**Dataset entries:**
-=-=-=-=-

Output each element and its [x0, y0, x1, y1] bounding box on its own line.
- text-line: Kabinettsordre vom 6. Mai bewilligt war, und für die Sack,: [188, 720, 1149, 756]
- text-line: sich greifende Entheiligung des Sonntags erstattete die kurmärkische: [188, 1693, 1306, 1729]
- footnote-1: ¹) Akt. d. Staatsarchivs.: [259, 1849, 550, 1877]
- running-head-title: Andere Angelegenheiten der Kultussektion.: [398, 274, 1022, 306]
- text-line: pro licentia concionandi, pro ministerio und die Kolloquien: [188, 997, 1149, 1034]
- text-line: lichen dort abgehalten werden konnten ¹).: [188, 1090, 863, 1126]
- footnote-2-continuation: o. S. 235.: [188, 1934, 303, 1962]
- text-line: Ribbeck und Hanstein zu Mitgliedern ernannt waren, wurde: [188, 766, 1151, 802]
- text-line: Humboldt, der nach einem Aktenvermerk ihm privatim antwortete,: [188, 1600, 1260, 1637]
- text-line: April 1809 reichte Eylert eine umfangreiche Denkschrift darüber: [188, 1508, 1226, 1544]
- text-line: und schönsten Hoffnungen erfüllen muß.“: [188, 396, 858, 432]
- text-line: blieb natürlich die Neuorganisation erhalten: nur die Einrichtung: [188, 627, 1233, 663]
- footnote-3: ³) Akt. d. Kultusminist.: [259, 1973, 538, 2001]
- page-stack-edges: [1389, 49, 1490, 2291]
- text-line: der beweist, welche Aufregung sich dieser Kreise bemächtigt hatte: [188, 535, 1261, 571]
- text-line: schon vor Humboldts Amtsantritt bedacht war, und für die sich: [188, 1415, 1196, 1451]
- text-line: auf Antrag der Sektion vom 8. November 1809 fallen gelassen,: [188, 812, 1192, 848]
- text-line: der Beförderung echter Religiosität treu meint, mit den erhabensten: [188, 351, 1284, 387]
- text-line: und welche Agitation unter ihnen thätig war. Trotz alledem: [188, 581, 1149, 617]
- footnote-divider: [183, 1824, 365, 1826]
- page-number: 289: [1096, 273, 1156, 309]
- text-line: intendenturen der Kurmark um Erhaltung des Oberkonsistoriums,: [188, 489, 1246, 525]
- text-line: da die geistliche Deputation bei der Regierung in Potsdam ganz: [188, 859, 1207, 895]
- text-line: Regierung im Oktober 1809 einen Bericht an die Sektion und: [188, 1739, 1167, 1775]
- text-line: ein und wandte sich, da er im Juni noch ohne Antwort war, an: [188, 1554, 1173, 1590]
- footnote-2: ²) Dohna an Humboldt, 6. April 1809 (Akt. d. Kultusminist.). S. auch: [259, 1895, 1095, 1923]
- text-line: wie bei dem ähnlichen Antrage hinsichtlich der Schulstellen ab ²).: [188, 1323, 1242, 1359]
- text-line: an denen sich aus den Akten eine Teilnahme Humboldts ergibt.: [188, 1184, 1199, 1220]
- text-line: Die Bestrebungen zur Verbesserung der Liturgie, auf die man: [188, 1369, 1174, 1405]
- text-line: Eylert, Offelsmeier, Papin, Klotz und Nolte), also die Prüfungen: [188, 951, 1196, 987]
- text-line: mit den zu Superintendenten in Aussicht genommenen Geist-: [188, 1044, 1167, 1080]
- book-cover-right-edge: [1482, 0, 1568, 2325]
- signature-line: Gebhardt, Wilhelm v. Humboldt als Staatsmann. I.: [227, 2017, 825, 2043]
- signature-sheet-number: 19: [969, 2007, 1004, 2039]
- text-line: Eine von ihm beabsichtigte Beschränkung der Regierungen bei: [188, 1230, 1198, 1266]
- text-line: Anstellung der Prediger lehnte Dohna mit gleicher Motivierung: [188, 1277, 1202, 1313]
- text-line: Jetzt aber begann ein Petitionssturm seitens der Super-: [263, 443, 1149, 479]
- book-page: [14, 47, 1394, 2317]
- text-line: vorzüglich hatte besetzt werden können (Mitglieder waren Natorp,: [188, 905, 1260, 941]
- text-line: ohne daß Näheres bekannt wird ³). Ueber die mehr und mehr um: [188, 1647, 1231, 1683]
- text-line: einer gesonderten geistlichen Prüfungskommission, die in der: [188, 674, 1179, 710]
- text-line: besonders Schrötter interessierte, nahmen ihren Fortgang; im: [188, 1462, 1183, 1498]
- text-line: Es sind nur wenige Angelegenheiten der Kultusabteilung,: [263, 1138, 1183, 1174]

-=-=-=-=-

Please restate the records in full, word for word.

Output each element and its [x0, y0, x1, y1] bounding box on its own line.
- text-line: Kabinettsordre vom 6. Mai bewilligt war, und für die Sack,: [188, 720, 1149, 756]
- text-line: sich greifende Entheiligung des Sonntags erstattete die kurmärkische: [188, 1693, 1306, 1729]
- footnote-1: ¹) Akt. d. Staatsarchivs.: [259, 1849, 550, 1877]
- running-head-title: Andere Angelegenheiten der Kultussektion.: [398, 274, 1022, 306]
- text-line: pro licentia concionandi, pro ministerio und die Kolloquien: [188, 997, 1149, 1034]
- text-line: lichen dort abgehalten werden konnten ¹).: [188, 1090, 863, 1126]
- footnote-2-continuation: o. S. 235.: [188, 1934, 303, 1962]
- text-line: Ribbeck und Hanstein zu Mitgliedern ernannt waren, wurde: [188, 766, 1151, 802]
- text-line: Humboldt, der nach einem Aktenvermerk ihm privatim antwortete,: [188, 1600, 1260, 1637]
- text-line: April 1809 reichte Eylert eine umfangreiche Denkschrift darüber: [188, 1508, 1226, 1544]
- text-line: und schönsten Hoffnungen erfüllen muß.“: [188, 396, 858, 432]
- text-line: blieb natürlich die Neuorganisation erhalten: nur die Einrichtung: [188, 627, 1233, 663]
- footnote-3: ³) Akt. d. Kultusminist.: [259, 1973, 538, 2001]
- page-stack-edges: [1389, 49, 1490, 2291]
- text-line: der beweist, welche Aufregung sich dieser Kreise bemächtigt hatte: [188, 535, 1261, 571]
- text-line: schon vor Humboldts Amtsantritt bedacht war, und für die sich: [188, 1415, 1196, 1451]
- text-line: auf Antrag der Sektion vom 8. November 1809 fallen gelassen,: [188, 812, 1192, 848]
- text-line: der Beförderung echter Religiosität treu meint, mit den erhabensten: [188, 351, 1284, 387]
- text-line: und welche Agitation unter ihnen thätig war. Trotz alledem: [188, 581, 1149, 617]
- footnote-divider: [183, 1824, 365, 1826]
- page-number: 289: [1096, 273, 1156, 309]
- text-line: intendenturen der Kurmark um Erhaltung des Oberkonsistoriums,: [188, 489, 1246, 525]
- text-line: da die geistliche Deputation bei der Regierung in Potsdam ganz: [188, 859, 1207, 895]
- text-line: Regierung im Oktober 1809 einen Bericht an die Sektion und: [188, 1739, 1167, 1775]
- text-line: ein und wandte sich, da er im Juni noch ohne Antwort war, an: [188, 1554, 1173, 1590]
- footnote-2: ²) Dohna an Humboldt, 6. April 1809 (Akt. d. Kultusminist.). S. auch: [259, 1895, 1095, 1923]
- text-line: wie bei dem ähnlichen Antrage hinsichtlich der Schulstellen ab ²).: [188, 1323, 1242, 1359]
- text-line: an denen sich aus den Akten eine Teilnahme Humboldts ergibt.: [188, 1184, 1199, 1220]
- text-line: Die Bestrebungen zur Verbesserung der Liturgie, auf die man: [188, 1369, 1174, 1405]
- text-line: Eylert, Offelsmeier, Papin, Klotz und Nolte), also die Prüfungen: [188, 951, 1196, 987]
- text-line: mit den zu Superintendenten in Aussicht genommenen Geist-: [188, 1044, 1167, 1080]
- book-cover-right-edge: [1482, 0, 1568, 2325]
- signature-line: Gebhardt, Wilhelm v. Humboldt als Staatsmann. I.: [227, 2017, 825, 2043]
- signature-sheet-number: 19: [969, 2007, 1004, 2039]
- text-line: Eine von ihm beabsichtigte Beschränkung der Regierungen bei: [188, 1230, 1198, 1266]
- text-line: Anstellung der Prediger lehnte Dohna mit gleicher Motivierung: [188, 1277, 1202, 1313]
- text-line: Jetzt aber begann ein Petitionssturm seitens der Super-: [263, 443, 1149, 479]
- book-page: [14, 47, 1394, 2317]
- text-line: vorzüglich hatte besetzt werden können (Mitglieder waren Natorp,: [188, 905, 1260, 941]
- text-line: ohne daß Näheres bekannt wird ³). Ueber die mehr und mehr um: [188, 1647, 1231, 1683]
- text-line: einer gesonderten geistlichen Prüfungskommission, die in der: [188, 674, 1179, 710]
- text-line: besonders Schrötter interessierte, nahmen ihren Fortgang; im: [188, 1462, 1183, 1498]
- text-line: Es sind nur wenige Angelegenheiten der Kultusabteilung,: [263, 1138, 1183, 1174]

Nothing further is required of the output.